> _Set task_: Pull out every line below that holds the word "控制回路接通".

> _Exercise input_:
=====

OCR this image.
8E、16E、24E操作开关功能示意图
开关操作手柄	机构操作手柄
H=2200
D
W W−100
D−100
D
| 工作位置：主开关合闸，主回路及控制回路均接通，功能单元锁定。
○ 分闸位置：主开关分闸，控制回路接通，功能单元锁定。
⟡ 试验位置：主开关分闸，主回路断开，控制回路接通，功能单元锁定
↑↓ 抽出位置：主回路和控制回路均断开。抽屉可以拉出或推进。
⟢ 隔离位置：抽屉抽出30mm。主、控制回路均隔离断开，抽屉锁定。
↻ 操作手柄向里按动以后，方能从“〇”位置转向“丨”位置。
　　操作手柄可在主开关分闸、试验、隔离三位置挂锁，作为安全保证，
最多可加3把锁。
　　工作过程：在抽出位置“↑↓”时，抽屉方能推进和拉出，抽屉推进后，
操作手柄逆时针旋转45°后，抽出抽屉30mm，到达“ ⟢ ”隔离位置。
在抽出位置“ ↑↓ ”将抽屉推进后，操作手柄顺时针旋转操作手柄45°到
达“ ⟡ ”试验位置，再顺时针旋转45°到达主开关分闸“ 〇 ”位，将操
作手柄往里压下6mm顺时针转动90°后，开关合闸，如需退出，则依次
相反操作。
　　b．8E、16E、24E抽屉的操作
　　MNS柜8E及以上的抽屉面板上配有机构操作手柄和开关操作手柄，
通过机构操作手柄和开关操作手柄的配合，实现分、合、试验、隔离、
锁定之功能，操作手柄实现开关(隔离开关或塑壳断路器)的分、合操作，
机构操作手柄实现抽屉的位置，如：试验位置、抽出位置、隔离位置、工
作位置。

=====

> _Right answer_:
○ 分闸位置：主开关分闸，控制回路接通，功能单元锁定。
⟡ 试验位置：主开关分闸，主回路断开，控制回路接通，功能单元锁定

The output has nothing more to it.